Structured figure records:
------------------------------------------------
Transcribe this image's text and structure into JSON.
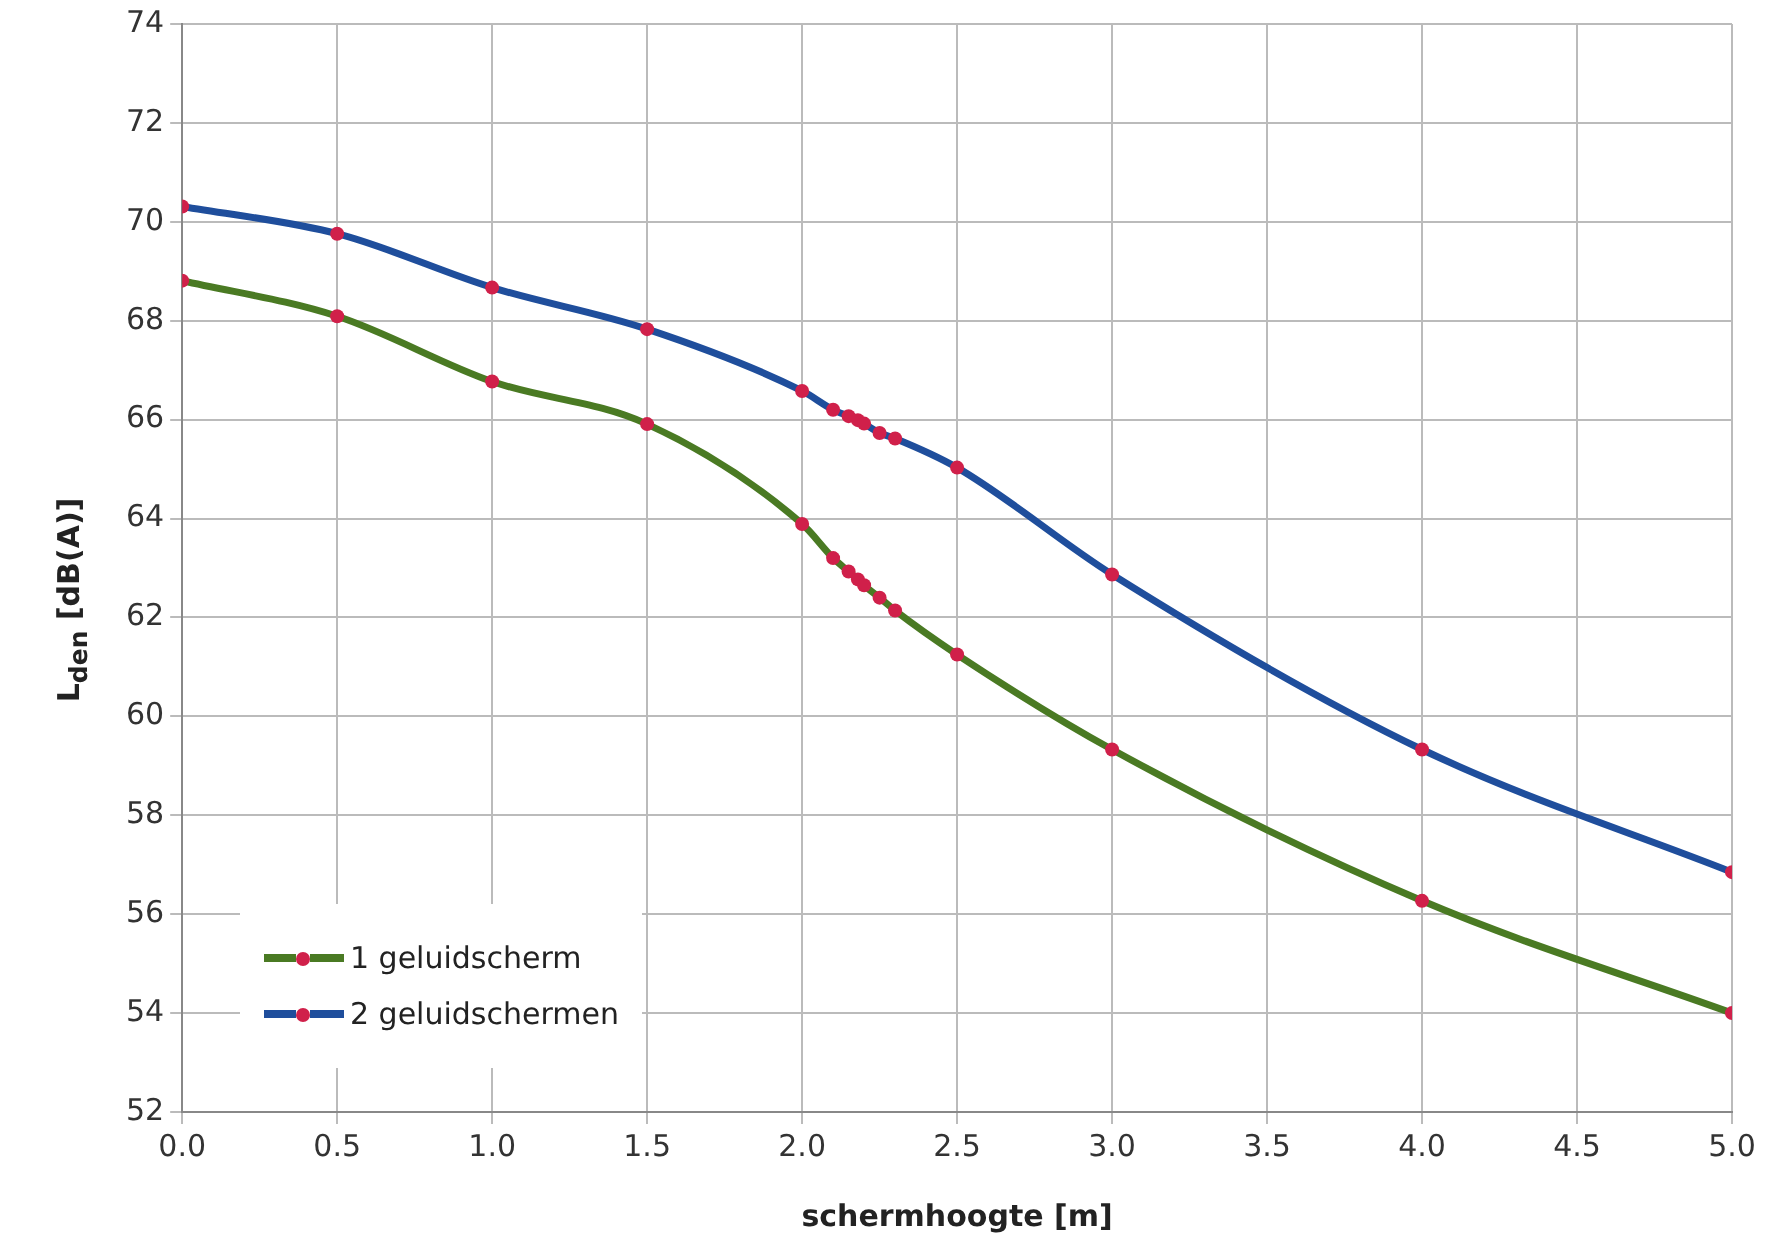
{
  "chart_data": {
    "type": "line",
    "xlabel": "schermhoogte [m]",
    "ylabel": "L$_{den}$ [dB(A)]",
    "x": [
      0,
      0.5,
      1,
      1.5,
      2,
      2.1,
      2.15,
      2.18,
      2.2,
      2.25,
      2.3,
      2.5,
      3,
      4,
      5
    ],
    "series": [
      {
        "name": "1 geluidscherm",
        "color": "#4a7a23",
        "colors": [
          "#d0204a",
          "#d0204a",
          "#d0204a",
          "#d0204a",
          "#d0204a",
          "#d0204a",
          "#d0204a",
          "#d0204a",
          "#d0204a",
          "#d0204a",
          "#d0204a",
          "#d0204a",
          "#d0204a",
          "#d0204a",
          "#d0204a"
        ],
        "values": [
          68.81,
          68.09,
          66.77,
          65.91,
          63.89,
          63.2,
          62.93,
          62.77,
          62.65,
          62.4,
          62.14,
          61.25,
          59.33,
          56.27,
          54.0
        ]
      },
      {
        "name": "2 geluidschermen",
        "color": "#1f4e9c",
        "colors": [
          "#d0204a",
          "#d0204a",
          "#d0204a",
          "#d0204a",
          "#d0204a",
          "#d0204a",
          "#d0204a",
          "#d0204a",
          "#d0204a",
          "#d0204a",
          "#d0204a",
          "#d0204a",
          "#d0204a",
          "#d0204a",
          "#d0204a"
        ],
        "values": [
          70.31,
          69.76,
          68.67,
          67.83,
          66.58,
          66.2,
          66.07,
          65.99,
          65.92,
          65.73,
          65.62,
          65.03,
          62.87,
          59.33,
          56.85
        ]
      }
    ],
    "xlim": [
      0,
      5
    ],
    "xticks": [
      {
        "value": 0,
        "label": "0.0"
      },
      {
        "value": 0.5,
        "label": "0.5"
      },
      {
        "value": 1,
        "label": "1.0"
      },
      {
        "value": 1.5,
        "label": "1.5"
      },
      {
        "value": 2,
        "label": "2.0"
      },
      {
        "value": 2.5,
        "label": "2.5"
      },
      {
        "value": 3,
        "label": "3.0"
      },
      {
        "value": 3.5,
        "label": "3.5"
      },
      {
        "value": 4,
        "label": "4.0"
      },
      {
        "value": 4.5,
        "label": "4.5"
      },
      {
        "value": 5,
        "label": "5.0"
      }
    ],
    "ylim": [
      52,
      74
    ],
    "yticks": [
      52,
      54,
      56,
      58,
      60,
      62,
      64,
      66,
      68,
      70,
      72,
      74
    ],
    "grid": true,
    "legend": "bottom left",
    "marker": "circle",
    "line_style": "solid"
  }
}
------------------------------------------------
From the records above, pull out every line containing the word "name".

        "name": "1 geluidscherm",
        "name": "2 geluidschermen",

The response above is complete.